▶ _Exercise brief_: From the data that follows, report the number of lines including "Ravage", and only that number.

□ □ □ □

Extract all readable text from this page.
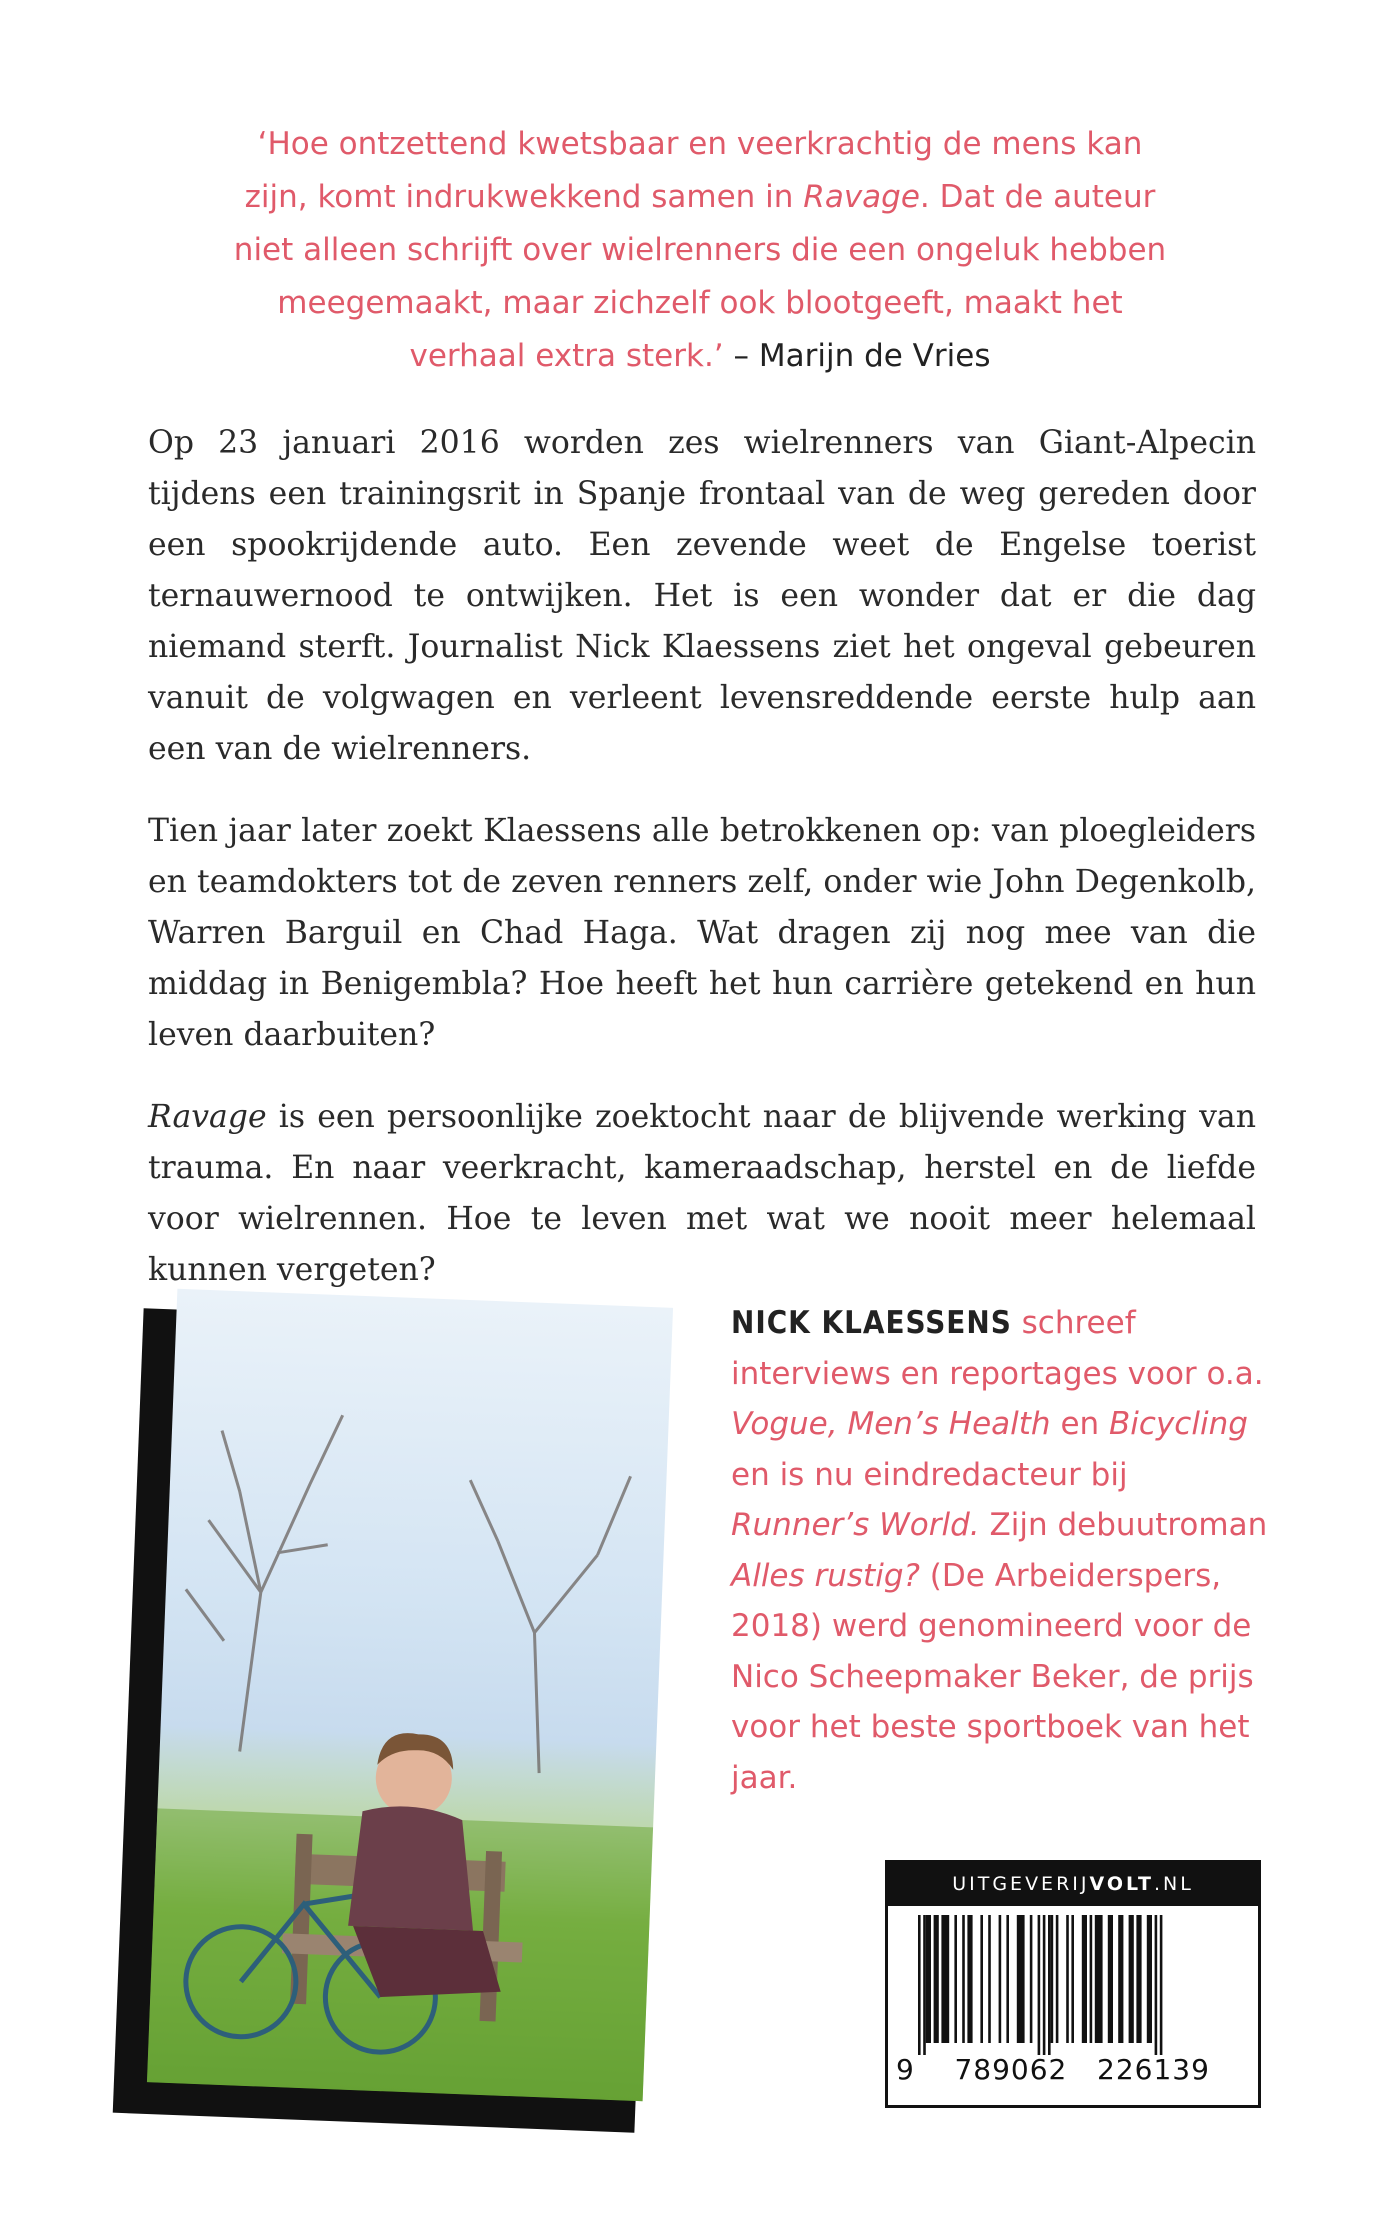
‘Hoe ontzettend kwetsbaar en veerkrachtig de mens kan
zijn, komt indrukwekkend samen in Ravage. Dat de auteur
niet alleen schrijft over wielrenners die een ongeluk hebben
meegemaakt, maar zichzelf ook blootgeeft, maakt het
verhaal extra sterk.’ – Marijn de Vries

Op 23 januari 2016 worden zes wielrenners van Giant-Alpecin tijdens een trainingsrit in Spanje frontaal van de weg gereden door een spookrijdende auto. Een zevende weet de Engelse toerist ternauwernood te ontwijken. Het is een wonder dat er die dag niemand sterft. Journalist Nick Klaessens ziet het ongeval gebeuren vanuit de volgwagen en verleent levensreddende eerste hulp aan een van de wielrenners.

Tien jaar later zoekt Klaessens alle betrokkenen op: van ploegleiders en teamdokters tot de zeven renners zelf, onder wie John Degenkolb, Warren Barguil en Chad Haga. Wat dragen zij nog mee van die middag in Benigembla? Hoe heeft het hun carrière getekend en hun leven daarbuiten?

Ravage is een persoonlijke zoektocht naar de blijvende werking van trauma. En naar veerkracht, kameraadschap, herstel en de liefde voor wielrennen. Hoe te leven met wat we nooit meer helemaal kunnen vergeten?

NICK KLAESSENS schreef interviews en reportages voor o.a. Vogue, Men’s Health en Bicycling en is nu eindredacteur bij Runner’s World. Zijn debuutroman Alles rustig? (De Arbeiderspers, 2018) werd genomineerd voor de Nico Scheepmaker Beker, de prijs voor het beste sportboek van het jaar.
UITGEVERIJVOLT.NL
9 789062 226139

□ □ □ □

▶ _Answer to this exercise_: 2